## What the task asks
Copy each line that holds "West".

Records about charts and figures
++++
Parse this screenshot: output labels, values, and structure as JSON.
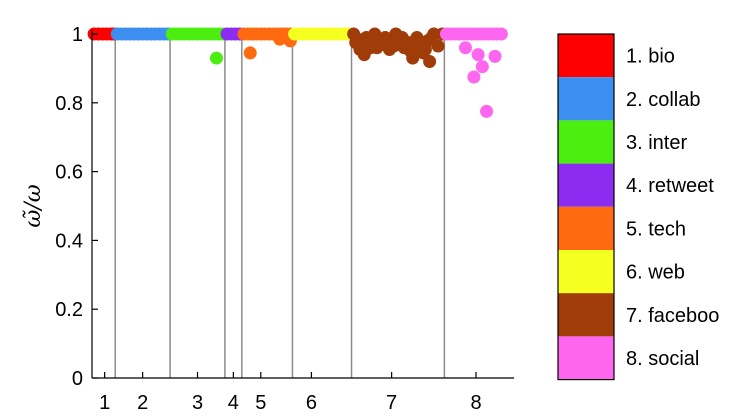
{
  "chart_data": {
    "type": "scatter",
    "ylabel": "ω̃/ω",
    "ylim": [
      0,
      1
    ],
    "y_ticks": [
      {
        "value": 0,
        "label": "0"
      },
      {
        "value": 0.2,
        "label": "0.2"
      },
      {
        "value": 0.4,
        "label": "0.4"
      },
      {
        "value": 0.6,
        "label": "0.6"
      },
      {
        "value": 0.8,
        "label": "0.8"
      },
      {
        "value": 1,
        "label": "1"
      }
    ],
    "xlim": [
      0,
      100
    ],
    "group_boundaries": [
      5.5,
      18.5,
      31.5,
      35.5,
      47.5,
      61.5,
      83.5
    ],
    "x_ticks": [
      {
        "label": "1",
        "x": 3
      },
      {
        "label": "2",
        "x": 12
      },
      {
        "label": "3",
        "x": 25
      },
      {
        "label": "4",
        "x": 33.5
      },
      {
        "label": "5",
        "x": 40
      },
      {
        "label": "6",
        "x": 52
      },
      {
        "label": "7",
        "x": 71
      },
      {
        "label": "8",
        "x": 91
      }
    ],
    "legend": [
      {
        "label": "1. bio",
        "color": "#ff0000"
      },
      {
        "label": "2. collab",
        "color": "#3c8ff0"
      },
      {
        "label": "3. inter",
        "color": "#4cee10"
      },
      {
        "label": "4. retweet",
        "color": "#8b2cf0"
      },
      {
        "label": "5. tech",
        "color": "#ff6a10"
      },
      {
        "label": "6. web",
        "color": "#f5ff20"
      },
      {
        "label": "7. faceboo",
        "color": "#a03c08"
      },
      {
        "label": "8. social",
        "color": "#ff66f0"
      }
    ],
    "series": [
      {
        "group": 1,
        "color": "#ff0000",
        "x": [
          0.5,
          1.5,
          2.5,
          3.5,
          4.5,
          5.2
        ],
        "y": [
          1,
          1,
          1,
          1,
          1,
          1
        ]
      },
      {
        "group": 2,
        "color": "#3c8ff0",
        "x": [
          6,
          7,
          8,
          9,
          10,
          11,
          12,
          13,
          14,
          15,
          16,
          17,
          18
        ],
        "y": [
          1,
          1,
          1,
          1,
          1,
          1,
          1,
          1,
          1,
          1,
          1,
          1,
          1
        ]
      },
      {
        "group": 3,
        "color": "#4cee10",
        "x": [
          19,
          20,
          21,
          22,
          23,
          24,
          25,
          26,
          27,
          28,
          29,
          30,
          31,
          29.5
        ],
        "y": [
          1,
          1,
          1,
          1,
          1,
          1,
          1,
          1,
          1,
          1,
          1,
          1,
          1,
          0.93
        ]
      },
      {
        "group": 4,
        "color": "#8b2cf0",
        "x": [
          32,
          33,
          34,
          35
        ],
        "y": [
          1,
          1,
          1,
          1
        ]
      },
      {
        "group": 5,
        "color": "#ff6a10",
        "x": [
          36,
          37,
          38,
          39,
          40,
          41,
          42,
          43,
          44,
          45,
          46,
          47,
          37.5,
          44.5,
          47
        ],
        "y": [
          1,
          1,
          1,
          1,
          1,
          1,
          1,
          1,
          1,
          1,
          1,
          1,
          0.945,
          0.985,
          0.98
        ]
      },
      {
        "group": 6,
        "color": "#f5ff20",
        "x": [
          48,
          49,
          50,
          51,
          52,
          53,
          54,
          55,
          56,
          57,
          58,
          59,
          60,
          61
        ],
        "y": [
          1,
          1,
          1,
          1,
          1,
          1,
          1,
          1,
          1,
          1,
          1,
          1,
          1,
          1
        ]
      },
      {
        "group": 7,
        "color": "#a03c08",
        "x": [
          62,
          63,
          64,
          65,
          66,
          67,
          68,
          69,
          70,
          71,
          72,
          73,
          74,
          75,
          76,
          77,
          78,
          79,
          80,
          81,
          82,
          83,
          62.5,
          63.5,
          64.5,
          65.5,
          66.5,
          67.5,
          68.5,
          69.5,
          70.5,
          71.5,
          72.5,
          73.5,
          74.5,
          75.5,
          76.5,
          77.5,
          78.5,
          79.5,
          80.5
        ],
        "y": [
          1,
          0.985,
          0.97,
          0.99,
          0.96,
          1,
          0.98,
          0.97,
          0.965,
          0.98,
          1,
          0.985,
          0.96,
          0.975,
          0.93,
          0.99,
          0.97,
          0.955,
          0.92,
          1,
          0.965,
          1,
          0.975,
          0.955,
          0.94,
          0.985,
          0.975,
          0.96,
          0.97,
          0.99,
          0.955,
          0.965,
          0.98,
          0.99,
          0.975,
          0.95,
          0.97,
          0.96,
          0.945,
          0.98,
          0.99
        ]
      },
      {
        "group": 8,
        "color": "#ff66f0",
        "x": [
          84,
          85,
          86,
          87,
          88,
          89,
          90,
          91,
          92,
          93,
          94,
          95,
          96,
          97,
          88.5,
          90.5,
          91.5,
          92.5,
          93.5,
          95.5
        ],
        "y": [
          1,
          1,
          1,
          1,
          1,
          1,
          1,
          1,
          1,
          1,
          1,
          1,
          1,
          1,
          0.96,
          0.875,
          0.94,
          0.905,
          0.775,
          0.935
        ]
      }
    ]
  }
}
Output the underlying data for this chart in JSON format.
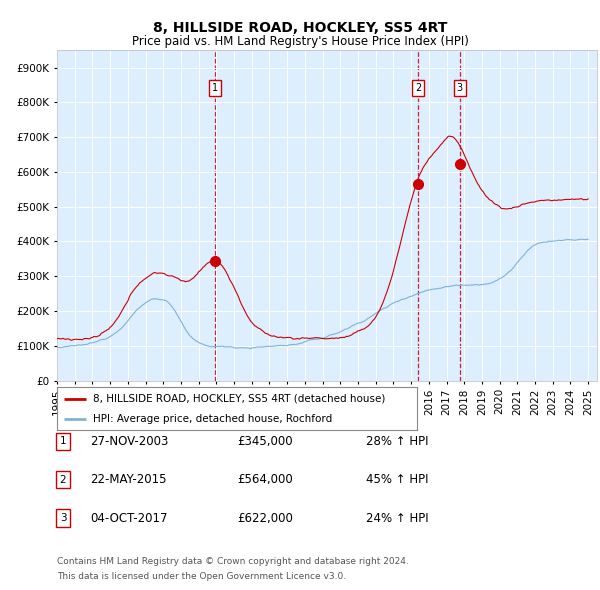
{
  "title": "8, HILLSIDE ROAD, HOCKLEY, SS5 4RT",
  "subtitle": "Price paid vs. HM Land Registry's House Price Index (HPI)",
  "legend_line1": "8, HILLSIDE ROAD, HOCKLEY, SS5 4RT (detached house)",
  "legend_line2": "HPI: Average price, detached house, Rochford",
  "transaction_labels": [
    "1",
    "2",
    "3"
  ],
  "transaction_dates": [
    "27-NOV-2003",
    "22-MAY-2015",
    "04-OCT-2017"
  ],
  "transaction_prices": [
    "£345,000",
    "£564,000",
    "£622,000"
  ],
  "transaction_hpi": [
    "28% ↑ HPI",
    "45% ↑ HPI",
    "24% ↑ HPI"
  ],
  "transaction_years": [
    2003.91,
    2015.39,
    2017.75
  ],
  "transaction_values": [
    345000,
    564000,
    622000
  ],
  "footnote1": "Contains HM Land Registry data © Crown copyright and database right 2024.",
  "footnote2": "This data is licensed under the Open Government Licence v3.0.",
  "red_color": "#cc0000",
  "blue_color": "#7eb3d8",
  "background_color": "#ddeeff",
  "ylim": [
    0,
    950000
  ],
  "xlim_start": 1995.0,
  "xlim_end": 2025.5
}
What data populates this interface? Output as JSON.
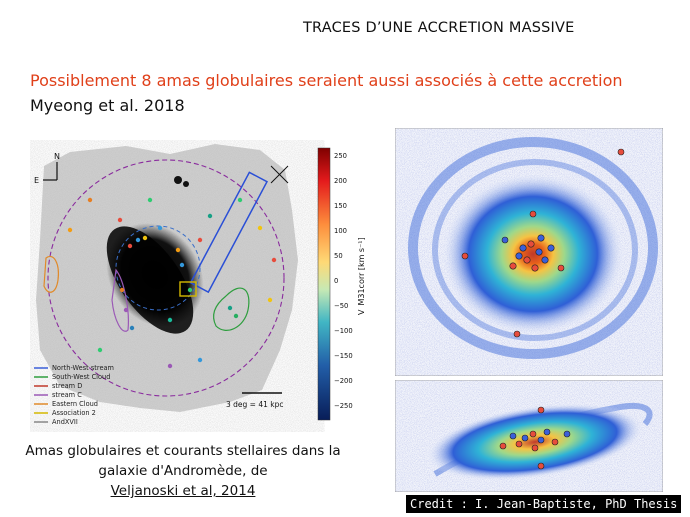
{
  "slide": {
    "title": "TRACES D’UNE ACCRETION MASSIVE",
    "subtitle": "Possiblement 8 amas globulaires seraient aussi associés à cette accretion",
    "citation": "Myeong et al. 2018",
    "caption_line1": "Amas globulaires et courants stellaires dans la",
    "caption_line2": "galaxie d'Andromède, de",
    "caption_link": "Veljanoski et al,  2014",
    "credit": "Credit : I. Jean-Baptiste, PhD Thesis"
  },
  "left_figure": {
    "compass_n": "N",
    "compass_e": "E",
    "scale_label": "3 deg = 41 kpc",
    "legend": [
      {
        "label": "North-West stream",
        "color": "#3b5fd9"
      },
      {
        "label": "South-West Cloud",
        "color": "#2e9e3e"
      },
      {
        "label": "stream D",
        "color": "#c0392b"
      },
      {
        "label": "stream C",
        "color": "#9b59b6"
      },
      {
        "label": "Eastern Cloud",
        "color": "#e08a2a"
      },
      {
        "label": "Association 2",
        "color": "#d4b800"
      },
      {
        "label": "AndXVII",
        "color": "#888888"
      }
    ],
    "colorbar_ticks": [
      "250",
      "200",
      "150",
      "100",
      "50",
      "0",
      "−50",
      "−100",
      "−150",
      "−200",
      "−250"
    ],
    "colorbar_label": "V_M31corr [km s⁻¹]"
  }
}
++++
## Full answer
        "label": "North-West stream",
        "label": "South-West Cloud",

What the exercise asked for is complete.